__Excerpted passage__.
· · ·
According to a report by the LeapFrog Group, “One of the most effective ways to lower your chance of having a C-section is to have your baby in a setting with a low C-section rate. Overall, women who labor in a birth center are much less likely to have a cesarean than similar women in hospitals.”

I decided to transfer my care to Brookhaven Women’s Health and Natural Birth Center. Fortunately, our insurance company covers birth center facilities. We were a step closer to the natural birth experience I hoped for. We are lucky. There are only about 345 freestanding birth centers in the US in 37 states and DC. This means that very, very few women have access to this out-of-hospital option.

I continued my research and found the following books and articles to be very informative and helpful in preparing us in our birth decisions:

Women have the right to make their own choices about their birth experiences, but our medical system is designed in such a way that too often a mother’s choice is removed or significantly impacted by unnecessary interventions and practices that do not place her or her baby at the center of the birth experience. Doctors’ schedules, hospital policies, time (and therefore money) too often take priority, leading to interventions that are usually not in the best interest of mother or baby.
· · ·
__Data__.

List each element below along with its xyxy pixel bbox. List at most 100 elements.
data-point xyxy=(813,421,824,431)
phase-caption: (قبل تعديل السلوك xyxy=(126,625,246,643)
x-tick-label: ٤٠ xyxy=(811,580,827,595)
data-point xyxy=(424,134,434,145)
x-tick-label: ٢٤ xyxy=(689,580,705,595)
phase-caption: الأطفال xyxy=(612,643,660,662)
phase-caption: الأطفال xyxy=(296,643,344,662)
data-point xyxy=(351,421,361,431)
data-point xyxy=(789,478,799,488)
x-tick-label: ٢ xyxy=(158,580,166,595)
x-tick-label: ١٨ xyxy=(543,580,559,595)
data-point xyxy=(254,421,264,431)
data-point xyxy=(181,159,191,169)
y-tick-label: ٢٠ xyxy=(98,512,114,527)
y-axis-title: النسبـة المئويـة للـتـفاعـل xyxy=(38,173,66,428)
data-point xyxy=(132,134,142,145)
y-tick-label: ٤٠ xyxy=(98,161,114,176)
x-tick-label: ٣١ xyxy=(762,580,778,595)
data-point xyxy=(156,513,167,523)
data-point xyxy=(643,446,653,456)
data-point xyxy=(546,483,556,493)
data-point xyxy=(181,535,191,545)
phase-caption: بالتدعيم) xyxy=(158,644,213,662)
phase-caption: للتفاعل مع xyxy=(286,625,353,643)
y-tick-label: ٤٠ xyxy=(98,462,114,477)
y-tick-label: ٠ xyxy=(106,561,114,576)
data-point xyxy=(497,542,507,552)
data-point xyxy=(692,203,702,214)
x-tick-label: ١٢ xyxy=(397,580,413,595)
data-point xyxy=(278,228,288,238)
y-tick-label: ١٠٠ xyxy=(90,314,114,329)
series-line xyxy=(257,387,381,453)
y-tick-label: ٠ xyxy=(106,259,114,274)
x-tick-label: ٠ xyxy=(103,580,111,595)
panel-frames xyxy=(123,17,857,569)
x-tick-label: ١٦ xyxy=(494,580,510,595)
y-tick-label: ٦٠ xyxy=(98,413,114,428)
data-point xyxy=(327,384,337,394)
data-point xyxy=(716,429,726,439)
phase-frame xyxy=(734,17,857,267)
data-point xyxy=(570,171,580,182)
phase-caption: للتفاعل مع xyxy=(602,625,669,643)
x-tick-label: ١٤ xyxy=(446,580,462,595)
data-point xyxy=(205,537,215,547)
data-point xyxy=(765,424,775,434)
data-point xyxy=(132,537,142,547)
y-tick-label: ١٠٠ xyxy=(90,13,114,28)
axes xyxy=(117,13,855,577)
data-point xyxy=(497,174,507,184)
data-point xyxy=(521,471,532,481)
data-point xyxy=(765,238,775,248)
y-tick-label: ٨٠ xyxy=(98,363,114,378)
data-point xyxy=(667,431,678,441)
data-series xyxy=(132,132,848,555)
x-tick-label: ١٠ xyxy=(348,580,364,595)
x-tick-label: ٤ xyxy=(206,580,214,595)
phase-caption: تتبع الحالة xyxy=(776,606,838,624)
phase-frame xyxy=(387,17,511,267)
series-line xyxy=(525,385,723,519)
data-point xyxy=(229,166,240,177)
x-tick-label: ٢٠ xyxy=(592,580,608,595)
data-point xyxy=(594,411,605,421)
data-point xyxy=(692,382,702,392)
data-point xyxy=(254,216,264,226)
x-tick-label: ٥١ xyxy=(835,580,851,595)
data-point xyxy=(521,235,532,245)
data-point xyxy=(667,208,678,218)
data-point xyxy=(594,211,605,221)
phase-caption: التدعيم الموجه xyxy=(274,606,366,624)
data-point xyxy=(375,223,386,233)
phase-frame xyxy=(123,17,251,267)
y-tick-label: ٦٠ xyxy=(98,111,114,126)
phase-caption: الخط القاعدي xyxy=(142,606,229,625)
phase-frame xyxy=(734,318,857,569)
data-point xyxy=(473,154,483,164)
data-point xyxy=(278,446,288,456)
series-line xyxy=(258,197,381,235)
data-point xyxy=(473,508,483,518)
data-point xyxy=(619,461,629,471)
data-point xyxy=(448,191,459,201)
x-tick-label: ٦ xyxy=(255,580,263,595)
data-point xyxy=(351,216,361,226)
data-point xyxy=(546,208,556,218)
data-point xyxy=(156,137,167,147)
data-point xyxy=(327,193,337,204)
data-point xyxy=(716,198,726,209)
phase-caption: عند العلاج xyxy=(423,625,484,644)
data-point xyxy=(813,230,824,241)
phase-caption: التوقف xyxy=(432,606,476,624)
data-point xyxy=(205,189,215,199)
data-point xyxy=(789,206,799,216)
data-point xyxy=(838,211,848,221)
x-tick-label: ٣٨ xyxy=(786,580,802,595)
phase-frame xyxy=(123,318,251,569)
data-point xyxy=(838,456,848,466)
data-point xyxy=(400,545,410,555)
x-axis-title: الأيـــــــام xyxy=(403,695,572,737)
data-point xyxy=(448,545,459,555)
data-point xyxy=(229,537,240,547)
· · ·
__Activity A__. Can you duplicate the birth center passage word for word, from "I continued my" up to and including "mother or baby."?
__Activity B__. Does the birth center passage support each of these statements? (i) The writer's insurance company covers birth center facilities. (ii) Freestanding birth centers can be found in every US state. (iii) The LeapFrog Group report says women who labor in a birth center are more likely to have a cesarean than similar women in hospitals. Answer yes or no for each and quote the words of the passage that decide it.

__Written answer A__.
I continued my research and found the following books and articles to be very informative and helpful in preparing us in our birth decisions:

Women have the right to make their own choices about their birth experiences, but our medical system is designed in such a way that too often a mother’s choice is removed or significantly impacted by unnecessary interventions and practices that do not place her or her baby at the center of the birth experience. Doctors’ schedules, hospital policies, time (and therefore money) too often take priority, leading to interventions that are usually not in the best interest of mother or baby.

__Written answer B__.
(i) Yes: "Fortunately, our insurance company covers birth center facilities."
(ii) No: "There are only about 345 freestanding birth centers in the US in 37 states and DC."
(iii) No: "Overall, women who labor in a birth center are much less likely to have a cesarean than similar women in hospitals."